§ Work instructions
Search the records for the word "cellar" and report each line that has it.

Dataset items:
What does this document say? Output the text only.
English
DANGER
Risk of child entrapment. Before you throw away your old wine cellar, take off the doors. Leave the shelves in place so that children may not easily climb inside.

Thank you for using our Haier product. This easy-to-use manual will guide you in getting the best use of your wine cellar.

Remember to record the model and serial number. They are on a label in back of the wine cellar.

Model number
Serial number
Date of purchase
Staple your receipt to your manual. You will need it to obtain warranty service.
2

==

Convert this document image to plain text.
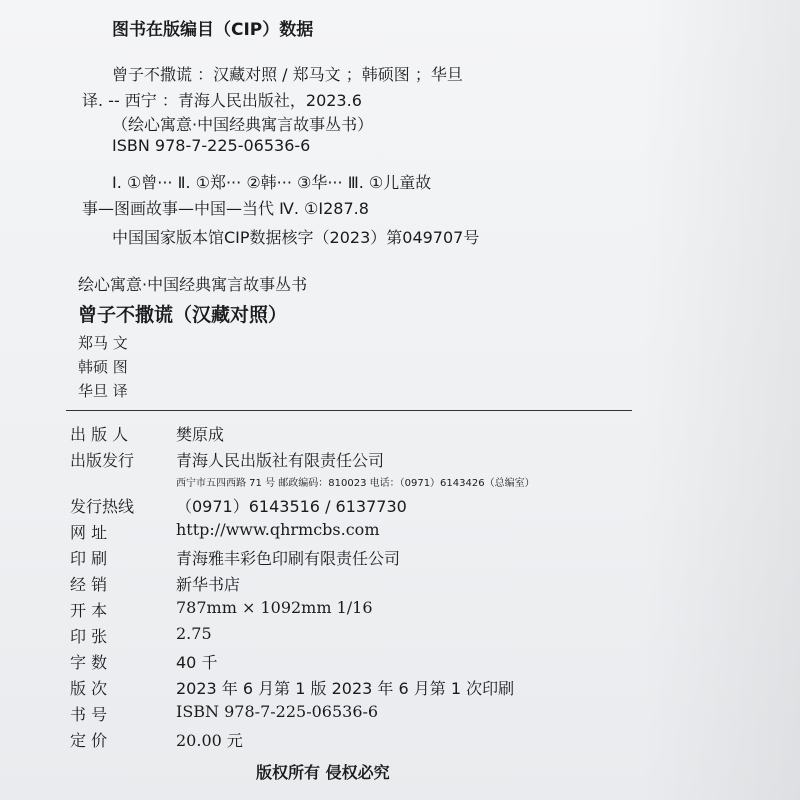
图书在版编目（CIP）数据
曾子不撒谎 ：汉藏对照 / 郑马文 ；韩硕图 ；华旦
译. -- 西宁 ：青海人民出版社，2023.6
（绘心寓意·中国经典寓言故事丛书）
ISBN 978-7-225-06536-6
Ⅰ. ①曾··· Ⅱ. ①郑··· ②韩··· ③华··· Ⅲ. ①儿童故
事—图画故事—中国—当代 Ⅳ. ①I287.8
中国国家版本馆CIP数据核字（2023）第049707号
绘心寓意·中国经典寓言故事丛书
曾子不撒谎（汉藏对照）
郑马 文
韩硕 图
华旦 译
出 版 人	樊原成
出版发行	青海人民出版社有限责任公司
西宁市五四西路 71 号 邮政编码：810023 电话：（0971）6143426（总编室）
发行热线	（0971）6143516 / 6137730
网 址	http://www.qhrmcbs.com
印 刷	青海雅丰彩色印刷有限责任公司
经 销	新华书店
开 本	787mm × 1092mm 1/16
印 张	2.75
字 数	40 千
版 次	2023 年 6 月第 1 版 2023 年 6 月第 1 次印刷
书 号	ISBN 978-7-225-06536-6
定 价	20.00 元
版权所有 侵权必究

...

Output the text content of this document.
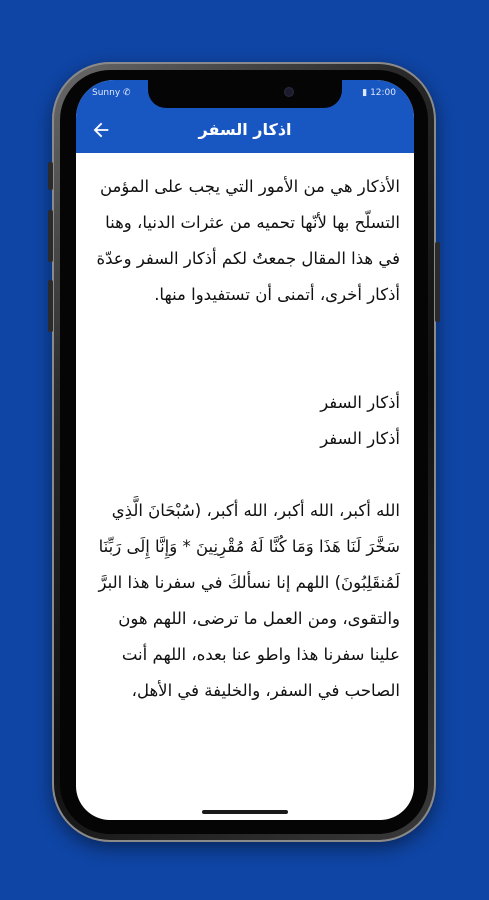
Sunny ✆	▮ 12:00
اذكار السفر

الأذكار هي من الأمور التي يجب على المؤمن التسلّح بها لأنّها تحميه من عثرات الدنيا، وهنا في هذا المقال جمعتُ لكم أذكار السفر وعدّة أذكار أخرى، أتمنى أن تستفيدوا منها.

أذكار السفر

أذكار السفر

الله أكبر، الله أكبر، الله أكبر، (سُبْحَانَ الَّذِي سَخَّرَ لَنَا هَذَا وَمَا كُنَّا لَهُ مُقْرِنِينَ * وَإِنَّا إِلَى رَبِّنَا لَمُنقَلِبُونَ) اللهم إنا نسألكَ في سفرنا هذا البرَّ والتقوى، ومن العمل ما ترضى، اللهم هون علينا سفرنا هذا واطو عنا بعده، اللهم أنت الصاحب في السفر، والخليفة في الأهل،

§ Result of the exercise
Risk of child entrapment. Before you throw away your old wine cellar, take off the doors. Leave the shelves in place so that children may not easily climb inside.
Thank you for using our Haier product. This easy-to-use manual will guide you in getting the best use of your wine cellar.
Remember to record the model and serial number. They are on a label in back of the wine cellar.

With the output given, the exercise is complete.